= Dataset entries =
━━━━

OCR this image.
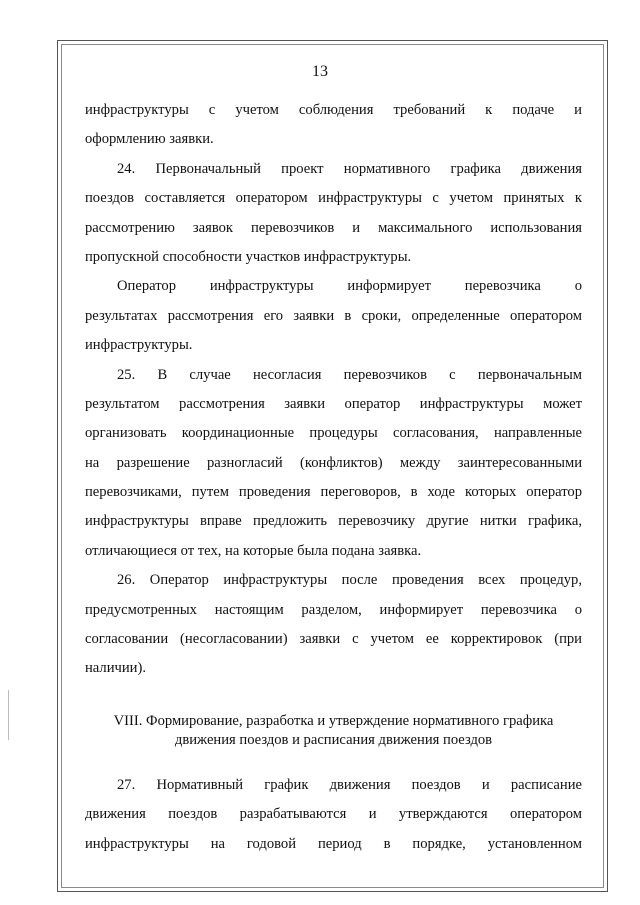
13
инфраструктуры с учетом соблюдения требований к подаче и
оформлению заявки.
24. Первоначальный проект нормативного графика движения
поездов составляется оператором инфраструктуры с учетом принятых к
рассмотрению заявок перевозчиков и максимального использования
пропускной способности участков инфраструктуры.
Оператор инфраструктуры информирует перевозчика о
результатах рассмотрения его заявки в сроки, определенные оператором
инфраструктуры.
25. В случае несогласия перевозчиков с первоначальным
результатом рассмотрения заявки оператор инфраструктуры может
организовать координационные процедуры согласования, направленные
на разрешение разногласий (конфликтов) между заинтересованными
перевозчиками, путем проведения переговоров, в ходе которых оператор
инфраструктуры вправе предложить перевозчику другие нитки графика,
отличающиеся от тех, на которые была подана заявка.
26. Оператор инфраструктуры после проведения всех процедур,
предусмотренных настоящим разделом, информирует перевозчика о
согласовании (несогласовании) заявки с учетом ее корректировок (при
наличии).
VIII. Формирование, разработка и утверждение нормативного графика
движения поездов и расписания движения поездов
27. Нормативный график движения поездов и расписание
движения поездов разрабатываются и утверждаются оператором
инфраструктуры на годовой период в порядке, установленном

━━━━

Identify the lines that contain the string "нормативного", and copy every one of them.

= Response to the task =
24. Первоначальный проект нормативного графика движения
VIII. Формирование, разработка и утверждение нормативного графика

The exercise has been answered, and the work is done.